*** Records for the task ***

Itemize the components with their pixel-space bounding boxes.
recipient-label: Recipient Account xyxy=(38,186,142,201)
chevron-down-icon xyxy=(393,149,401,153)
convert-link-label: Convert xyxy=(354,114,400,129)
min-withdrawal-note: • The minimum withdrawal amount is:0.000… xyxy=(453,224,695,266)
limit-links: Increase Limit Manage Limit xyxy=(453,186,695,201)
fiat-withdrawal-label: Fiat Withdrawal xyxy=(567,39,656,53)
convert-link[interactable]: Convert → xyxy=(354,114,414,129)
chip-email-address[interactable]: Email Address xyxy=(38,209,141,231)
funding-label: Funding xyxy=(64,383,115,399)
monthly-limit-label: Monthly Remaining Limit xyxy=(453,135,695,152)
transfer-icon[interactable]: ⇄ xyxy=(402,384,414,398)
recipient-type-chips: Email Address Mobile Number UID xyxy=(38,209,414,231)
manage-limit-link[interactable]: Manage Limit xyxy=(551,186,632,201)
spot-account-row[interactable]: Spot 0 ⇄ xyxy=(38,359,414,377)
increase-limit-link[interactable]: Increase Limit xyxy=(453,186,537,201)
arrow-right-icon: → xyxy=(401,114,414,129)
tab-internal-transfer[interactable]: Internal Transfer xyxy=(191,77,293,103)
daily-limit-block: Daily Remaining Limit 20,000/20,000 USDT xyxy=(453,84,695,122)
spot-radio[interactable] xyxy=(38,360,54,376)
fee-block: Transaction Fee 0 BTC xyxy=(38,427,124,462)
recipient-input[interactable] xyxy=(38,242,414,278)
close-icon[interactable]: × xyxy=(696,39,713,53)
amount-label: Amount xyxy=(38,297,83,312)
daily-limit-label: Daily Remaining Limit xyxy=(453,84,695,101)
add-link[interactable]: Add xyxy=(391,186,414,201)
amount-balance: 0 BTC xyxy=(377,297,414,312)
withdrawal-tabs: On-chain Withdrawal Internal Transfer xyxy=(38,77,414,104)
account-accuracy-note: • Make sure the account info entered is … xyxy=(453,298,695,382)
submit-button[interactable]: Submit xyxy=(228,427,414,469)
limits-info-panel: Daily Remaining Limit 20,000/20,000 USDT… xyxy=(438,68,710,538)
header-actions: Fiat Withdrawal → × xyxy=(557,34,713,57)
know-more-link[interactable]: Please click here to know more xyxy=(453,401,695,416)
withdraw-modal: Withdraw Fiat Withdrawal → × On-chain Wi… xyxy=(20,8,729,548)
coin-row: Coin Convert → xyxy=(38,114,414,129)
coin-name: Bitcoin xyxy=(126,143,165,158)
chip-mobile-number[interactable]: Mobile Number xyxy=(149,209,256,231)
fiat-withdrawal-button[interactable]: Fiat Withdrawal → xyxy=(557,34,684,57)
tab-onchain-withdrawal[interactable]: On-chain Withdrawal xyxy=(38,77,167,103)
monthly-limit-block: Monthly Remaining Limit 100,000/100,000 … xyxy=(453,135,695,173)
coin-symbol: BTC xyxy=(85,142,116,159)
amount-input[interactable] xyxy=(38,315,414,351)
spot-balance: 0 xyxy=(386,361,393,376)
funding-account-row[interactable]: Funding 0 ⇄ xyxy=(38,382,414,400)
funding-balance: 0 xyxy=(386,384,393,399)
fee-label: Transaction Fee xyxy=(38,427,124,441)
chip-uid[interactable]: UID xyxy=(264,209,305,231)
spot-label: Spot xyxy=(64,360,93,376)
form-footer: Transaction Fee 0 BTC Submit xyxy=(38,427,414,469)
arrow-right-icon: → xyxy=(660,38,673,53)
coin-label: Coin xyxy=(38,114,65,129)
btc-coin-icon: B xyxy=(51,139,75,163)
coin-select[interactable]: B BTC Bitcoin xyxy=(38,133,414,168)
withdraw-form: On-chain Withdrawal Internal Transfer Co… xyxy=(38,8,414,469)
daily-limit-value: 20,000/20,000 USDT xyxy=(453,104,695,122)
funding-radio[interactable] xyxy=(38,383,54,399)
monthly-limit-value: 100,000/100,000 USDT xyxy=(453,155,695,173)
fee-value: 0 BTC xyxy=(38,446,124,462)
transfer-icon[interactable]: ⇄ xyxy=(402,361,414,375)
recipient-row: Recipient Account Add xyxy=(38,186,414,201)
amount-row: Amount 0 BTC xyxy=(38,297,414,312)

***

Exercise prompt: Output every line of the data above as a numbered list, leaving out any blank lines.

Exercise response:
1. Itemize the components with their pixel-space bounding boxes.
2. recipient-label: Recipient Account xyxy=(38,186,142,201)
3. chevron-down-icon xyxy=(393,149,401,153)
4. convert-link-label: Convert xyxy=(354,114,400,129)
5. min-withdrawal-note: • The minimum withdrawal amount is:0.000… xyxy=(453,224,695,266)
6. limit-links: Increase Limit Manage Limit xyxy=(453,186,695,201)
7. fiat-withdrawal-label: Fiat Withdrawal xyxy=(567,39,656,53)
8. convert-link[interactable]: Convert → xyxy=(354,114,414,129)
9. chip-email-address[interactable]: Email Address xyxy=(38,209,141,231)
10. funding-label: Funding xyxy=(64,383,115,399)
11. monthly-limit-label: Monthly Remaining Limit xyxy=(453,135,695,152)
12. transfer-icon[interactable]: ⇄ xyxy=(402,384,414,398)
13. recipient-type-chips: Email Address Mobile Number UID xyxy=(38,209,414,231)
14. manage-limit-link[interactable]: Manage Limit xyxy=(551,186,632,201)
15. spot-account-row[interactable]: Spot 0 ⇄ xyxy=(38,359,414,377)
16. increase-limit-link[interactable]: Increase Limit xyxy=(453,186,537,201)
17. arrow-right-icon: → xyxy=(401,114,414,129)
18. tab-internal-transfer[interactable]: Internal Transfer xyxy=(191,77,293,103)
19. daily-limit-block: Daily Remaining Limit 20,000/20,000 USDT xyxy=(453,84,695,122)
20. spot-radio[interactable] xyxy=(38,360,54,376)
21. fee-block: Transaction Fee 0 BTC xyxy=(38,427,124,462)
22. recipient-input[interactable] xyxy=(38,242,414,278)
23. close-icon[interactable]: × xyxy=(696,39,713,53)
24. amount-label: Amount xyxy=(38,297,83,312)
25. daily-limit-label: Daily Remaining Limit xyxy=(453,84,695,101)
26. add-link[interactable]: Add xyxy=(391,186,414,201)
27. amount-balance: 0 BTC xyxy=(377,297,414,312)
28. withdrawal-tabs: On-chain Withdrawal Internal Transfer xyxy=(38,77,414,104)
29. account-accuracy-note: • Make sure the account info entered is … xyxy=(453,298,695,382)
30. submit-button[interactable]: Submit xyxy=(228,427,414,469)
31. limits-info-panel: Daily Remaining Limit 20,000/20,000 USDT… xyxy=(438,68,710,538)
32. header-actions: Fiat Withdrawal → × xyxy=(557,34,713,57)
33. know-more-link[interactable]: Please click here to know more xyxy=(453,401,695,416)
34. withdraw-modal: Withdraw Fiat Withdrawal → × On-chain Wi… xyxy=(20,8,729,548)
35. coin-row: Coin Convert → xyxy=(38,114,414,129)
36. coin-name: Bitcoin xyxy=(126,143,165,158)
37. chip-mobile-number[interactable]: Mobile Number xyxy=(149,209,256,231)
38. fiat-withdrawal-button[interactable]: Fiat Withdrawal → xyxy=(557,34,684,57)
39. tab-onchain-withdrawal[interactable]: On-chain Withdrawal xyxy=(38,77,167,103)
40. monthly-limit-block: Monthly Remaining Limit 100,000/100,000 … xyxy=(453,135,695,173)
41. coin-symbol: BTC xyxy=(85,142,116,159)
42. amount-input[interactable] xyxy=(38,315,414,351)
43. spot-balance: 0 xyxy=(386,361,393,376)
44. funding-account-row[interactable]: Funding 0 ⇄ xyxy=(38,382,414,400)
45. funding-balance: 0 xyxy=(386,384,393,399)
46. fee-label: Transaction Fee xyxy=(38,427,124,441)
47. chip-uid[interactable]: UID xyxy=(264,209,305,231)
48. spot-label: Spot xyxy=(64,360,93,376)
49. form-footer: Transaction Fee 0 BTC Submit xyxy=(38,427,414,469)
50. arrow-right-icon: → xyxy=(660,38,673,53)
51. coin-label: Coin xyxy=(38,114,65,129)
52. btc-coin-icon: B xyxy=(51,139,75,163)
53. coin-select[interactable]: B BTC Bitcoin xyxy=(38,133,414,168)
54. withdraw-form: On-chain Withdrawal Internal Transfer Co… xyxy=(38,8,414,469)
55. daily-limit-value: 20,000/20,000 USDT xyxy=(453,104,695,122)
56. funding-radio[interactable] xyxy=(38,383,54,399)
57. monthly-limit-value: 100,000/100,000 USDT xyxy=(453,155,695,173)
58. fee-value: 0 BTC xyxy=(38,446,124,462)
59. transfer-icon[interactable]: ⇄ xyxy=(402,361,414,375)
60. recipient-row: Recipient Account Add xyxy=(38,186,414,201)
61. amount-row: Amount 0 BTC xyxy=(38,297,414,312)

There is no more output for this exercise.